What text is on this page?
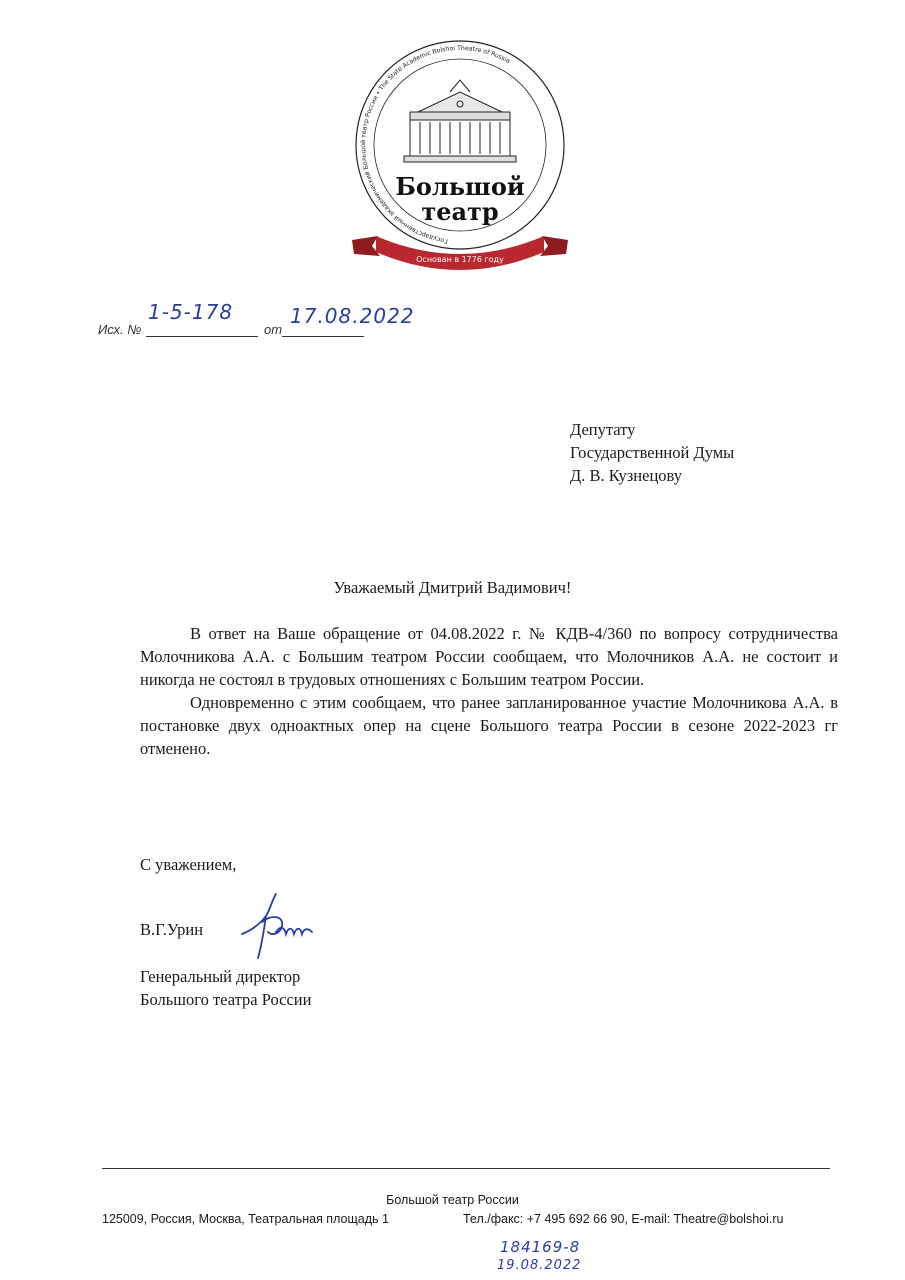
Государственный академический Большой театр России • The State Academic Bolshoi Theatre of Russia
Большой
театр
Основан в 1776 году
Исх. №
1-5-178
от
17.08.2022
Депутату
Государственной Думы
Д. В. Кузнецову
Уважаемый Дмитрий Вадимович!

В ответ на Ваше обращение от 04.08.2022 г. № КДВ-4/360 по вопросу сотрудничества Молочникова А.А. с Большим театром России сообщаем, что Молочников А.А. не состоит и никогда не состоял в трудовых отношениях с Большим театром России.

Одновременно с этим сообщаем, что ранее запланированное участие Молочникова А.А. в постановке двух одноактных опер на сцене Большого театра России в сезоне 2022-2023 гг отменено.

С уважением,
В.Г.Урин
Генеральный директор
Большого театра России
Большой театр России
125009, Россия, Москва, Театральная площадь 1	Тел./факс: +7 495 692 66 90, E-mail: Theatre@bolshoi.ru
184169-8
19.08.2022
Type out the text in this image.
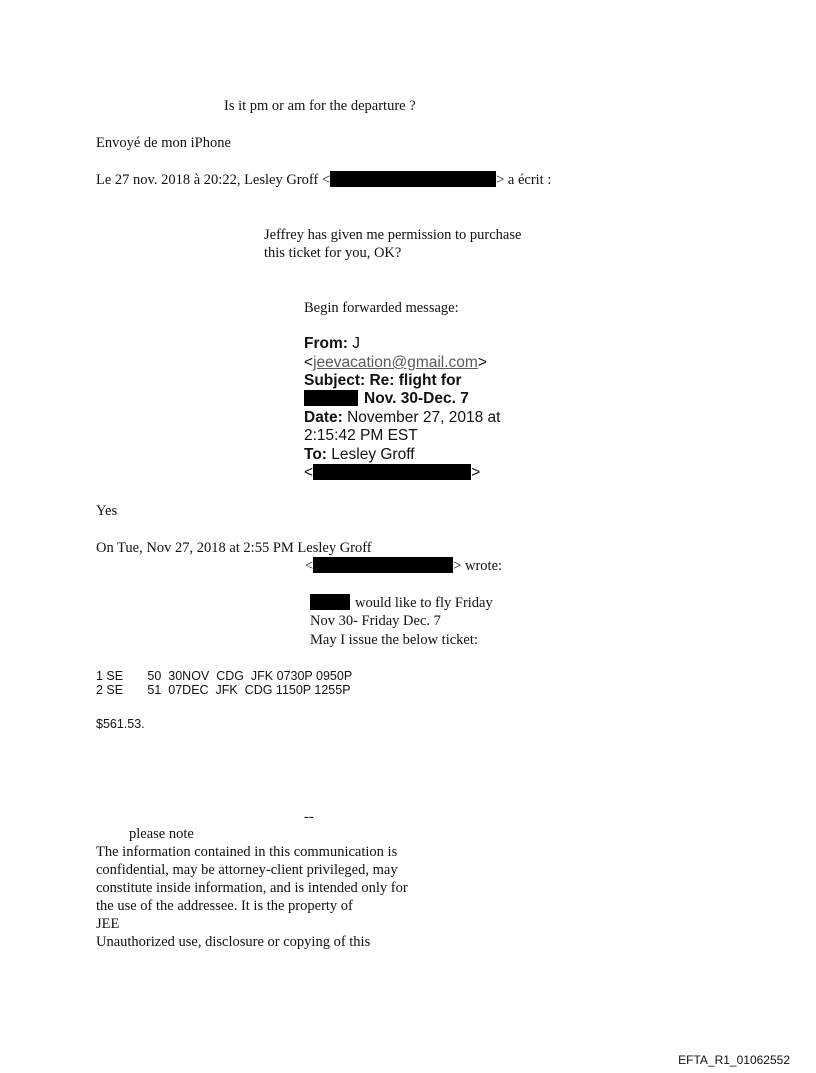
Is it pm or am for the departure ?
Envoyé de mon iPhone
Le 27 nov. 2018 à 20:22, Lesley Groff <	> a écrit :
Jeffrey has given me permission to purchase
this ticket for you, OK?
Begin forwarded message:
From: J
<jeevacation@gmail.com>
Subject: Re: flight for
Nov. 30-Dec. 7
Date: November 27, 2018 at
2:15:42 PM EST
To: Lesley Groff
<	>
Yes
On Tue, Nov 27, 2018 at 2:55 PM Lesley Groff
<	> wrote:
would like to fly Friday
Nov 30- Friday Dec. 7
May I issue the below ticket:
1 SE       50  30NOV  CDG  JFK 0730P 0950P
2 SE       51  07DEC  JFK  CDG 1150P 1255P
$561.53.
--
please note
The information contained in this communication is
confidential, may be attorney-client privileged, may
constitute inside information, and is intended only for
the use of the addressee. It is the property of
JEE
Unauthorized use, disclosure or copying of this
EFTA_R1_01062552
────────────────
_Objective_
From the listing, copy every line where the string "this" appears.

_Reply to the task_
What text is on this page?
Type out the text in this image.
this ticket for you, OK?
The information contained in this communication is
Unauthorized use, disclosure or copying of this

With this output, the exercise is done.